Could you find every line in the entries below that holds the word "individnivå" and copy it?

Recorded data

────────────────────

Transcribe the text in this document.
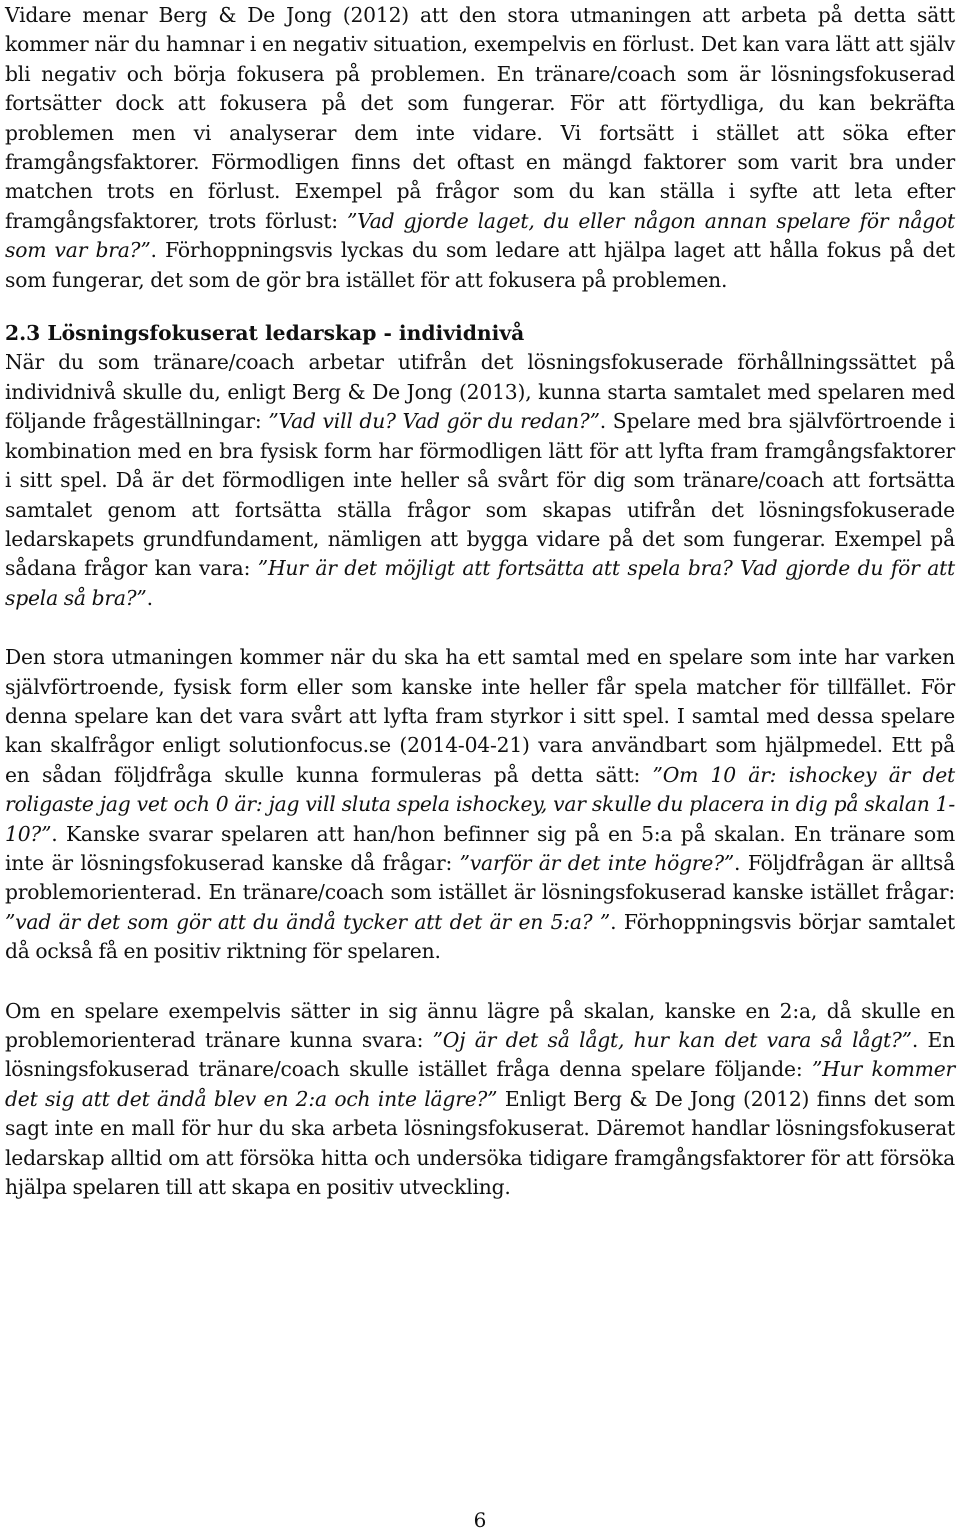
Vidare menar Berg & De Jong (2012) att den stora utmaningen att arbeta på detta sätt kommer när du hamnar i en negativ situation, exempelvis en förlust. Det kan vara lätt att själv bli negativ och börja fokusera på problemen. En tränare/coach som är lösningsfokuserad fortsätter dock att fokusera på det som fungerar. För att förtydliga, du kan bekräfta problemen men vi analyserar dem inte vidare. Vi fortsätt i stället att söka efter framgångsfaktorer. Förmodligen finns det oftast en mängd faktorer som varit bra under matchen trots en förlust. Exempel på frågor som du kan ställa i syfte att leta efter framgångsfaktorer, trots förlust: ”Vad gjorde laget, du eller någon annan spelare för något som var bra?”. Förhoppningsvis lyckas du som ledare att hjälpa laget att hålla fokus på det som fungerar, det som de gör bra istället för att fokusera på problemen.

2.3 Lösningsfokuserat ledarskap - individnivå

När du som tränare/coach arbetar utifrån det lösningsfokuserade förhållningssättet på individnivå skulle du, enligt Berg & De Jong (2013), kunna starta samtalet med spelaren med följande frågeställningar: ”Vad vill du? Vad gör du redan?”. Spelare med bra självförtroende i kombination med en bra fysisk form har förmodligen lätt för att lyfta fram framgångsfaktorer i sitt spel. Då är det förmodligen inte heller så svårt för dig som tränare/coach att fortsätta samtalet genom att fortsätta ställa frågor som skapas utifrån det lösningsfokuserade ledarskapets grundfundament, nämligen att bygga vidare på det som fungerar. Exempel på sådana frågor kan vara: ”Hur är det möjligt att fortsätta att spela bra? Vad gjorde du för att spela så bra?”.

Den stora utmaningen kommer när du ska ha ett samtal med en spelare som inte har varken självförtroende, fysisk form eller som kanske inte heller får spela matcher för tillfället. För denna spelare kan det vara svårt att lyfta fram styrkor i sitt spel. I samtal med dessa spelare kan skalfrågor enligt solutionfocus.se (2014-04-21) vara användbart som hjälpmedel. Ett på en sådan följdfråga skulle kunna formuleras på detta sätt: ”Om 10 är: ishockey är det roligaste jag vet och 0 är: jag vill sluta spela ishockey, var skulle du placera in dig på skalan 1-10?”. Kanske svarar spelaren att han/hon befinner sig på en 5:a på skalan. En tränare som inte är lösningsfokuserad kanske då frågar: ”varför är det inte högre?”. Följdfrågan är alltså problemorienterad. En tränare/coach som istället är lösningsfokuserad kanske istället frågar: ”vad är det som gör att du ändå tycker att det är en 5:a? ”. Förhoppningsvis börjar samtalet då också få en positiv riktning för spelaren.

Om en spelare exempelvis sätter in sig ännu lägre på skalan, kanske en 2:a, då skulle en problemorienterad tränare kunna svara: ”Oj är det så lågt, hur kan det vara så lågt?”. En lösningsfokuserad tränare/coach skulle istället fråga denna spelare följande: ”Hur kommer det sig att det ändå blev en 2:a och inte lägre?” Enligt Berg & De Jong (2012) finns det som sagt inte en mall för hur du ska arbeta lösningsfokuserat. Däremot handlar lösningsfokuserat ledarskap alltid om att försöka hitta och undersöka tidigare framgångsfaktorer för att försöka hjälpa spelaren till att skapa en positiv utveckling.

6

────────────────────

Response area »
2.3 Lösningsfokuserat ledarskap - individnivå
När du som tränare/coach arbetar utifrån det lösningsfokuserade förhållningssättet på individnivå skulle du, enligt Berg & De Jong (2013), kunna starta samtalet med spelaren med följande frågeställningar: ”Vad vill du? Vad gör du redan?”. Spelare med bra självförtroende i kombination med en bra fysisk form har förmodligen lätt för att lyfta fram framgångsfaktorer i sitt spel. Då är det förmodligen inte heller så svårt för dig som tränare/coach att fortsätta samtalet genom att fortsätta ställa frågor som skapas utifrån det lösningsfokuserade ledarskapets grundfundament, nämligen att bygga vidare på det som fungerar. Exempel på sådana frågor kan vara: ”Hur är det möjligt att fortsätta att spela bra? Vad gjorde du för att spela så bra?”.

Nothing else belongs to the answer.